Stated problem → All entries are to be quoted exactly; the images stay out of the copy.

start Data shown

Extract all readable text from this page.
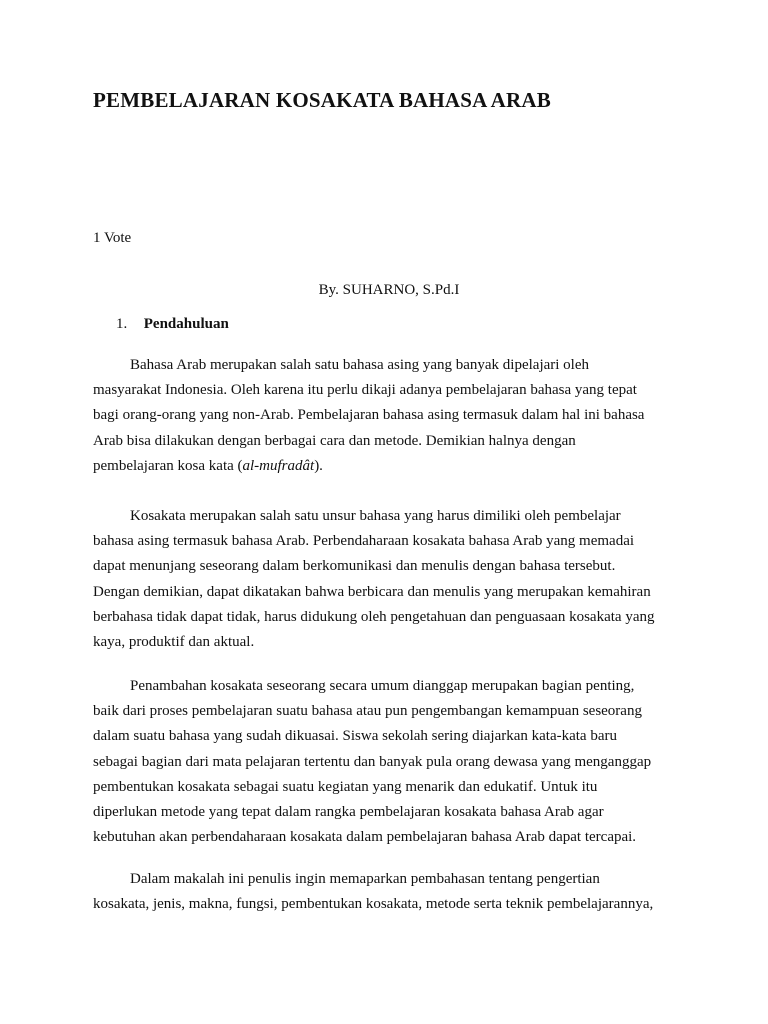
PEMBELAJARAN KOSAKATA BAHASA ARAB
1 Vote
By. SUHARNO, S.Pd.I
1. Pendahuluan
Bahasa Arab merupakan salah satu bahasa asing yang banyak dipelajari oleh
masyarakat Indonesia. Oleh karena itu perlu dikaji adanya pembelajaran bahasa yang tepat
bagi orang-orang yang non-Arab. Pembelajaran bahasa asing termasuk dalam hal ini bahasa
Arab bisa dilakukan dengan berbagai cara dan metode. Demikian halnya dengan
pembelajaran kosa kata (al-mufradât).
Kosakata merupakan salah satu unsur bahasa yang harus dimiliki oleh pembelajar
bahasa asing termasuk bahasa Arab. Perbendaharaan kosakata bahasa Arab yang memadai
dapat menunjang seseorang dalam berkomunikasi dan menulis dengan bahasa tersebut.
Dengan demikian, dapat dikatakan bahwa berbicara dan menulis yang merupakan kemahiran
berbahasa tidak dapat tidak, harus didukung oleh pengetahuan dan penguasaan kosakata yang
kaya, produktif dan aktual.
Penambahan kosakata seseorang secara umum dianggap merupakan bagian penting,
baik dari proses pembelajaran suatu bahasa atau pun pengembangan kemampuan seseorang
dalam suatu bahasa yang sudah dikuasai. Siswa sekolah sering diajarkan kata-kata baru
sebagai bagian dari mata pelajaran tertentu dan banyak pula orang dewasa yang menganggap
pembentukan kosakata sebagai suatu kegiatan yang menarik dan edukatif. Untuk itu
diperlukan metode yang tepat dalam rangka pembelajaran kosakata bahasa Arab agar
kebutuhan akan perbendaharaan kosakata dalam pembelajaran bahasa Arab dapat tercapai.
Dalam makalah ini penulis ingin memaparkan pembahasan tentang pengertian
kosakata, jenis, makna, fungsi, pembentukan kosakata, metode serta teknik pembelajarannya,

end Data shown

Correct output →
Extract all readable text from this page.
PEMBELAJARAN KOSAKATA BAHASA ARAB
1 Vote
By. SUHARNO, S.Pd.I
1. Pendahuluan
Bahasa Arab merupakan salah satu bahasa asing yang banyak dipelajari oleh
masyarakat Indonesia. Oleh karena itu perlu dikaji adanya pembelajaran bahasa yang tepat
bagi orang-orang yang non-Arab. Pembelajaran bahasa asing termasuk dalam hal ini bahasa
Arab bisa dilakukan dengan berbagai cara dan metode. Demikian halnya dengan
pembelajaran kosa kata (al-mufradât).
Kosakata merupakan salah satu unsur bahasa yang harus dimiliki oleh pembelajar
bahasa asing termasuk bahasa Arab. Perbendaharaan kosakata bahasa Arab yang memadai
dapat menunjang seseorang dalam berkomunikasi dan menulis dengan bahasa tersebut.
Dengan demikian, dapat dikatakan bahwa berbicara dan menulis yang merupakan kemahiran
berbahasa tidak dapat tidak, harus didukung oleh pengetahuan dan penguasaan kosakata yang
kaya, produktif dan aktual.
Penambahan kosakata seseorang secara umum dianggap merupakan bagian penting,
baik dari proses pembelajaran suatu bahasa atau pun pengembangan kemampuan seseorang
dalam suatu bahasa yang sudah dikuasai. Siswa sekolah sering diajarkan kata-kata baru
sebagai bagian dari mata pelajaran tertentu dan banyak pula orang dewasa yang menganggap
pembentukan kosakata sebagai suatu kegiatan yang menarik dan edukatif. Untuk itu
diperlukan metode yang tepat dalam rangka pembelajaran kosakata bahasa Arab agar
kebutuhan akan perbendaharaan kosakata dalam pembelajaran bahasa Arab dapat tercapai.
Dalam makalah ini penulis ingin memaparkan pembahasan tentang pengertian
kosakata, jenis, makna, fungsi, pembentukan kosakata, metode serta teknik pembelajarannya,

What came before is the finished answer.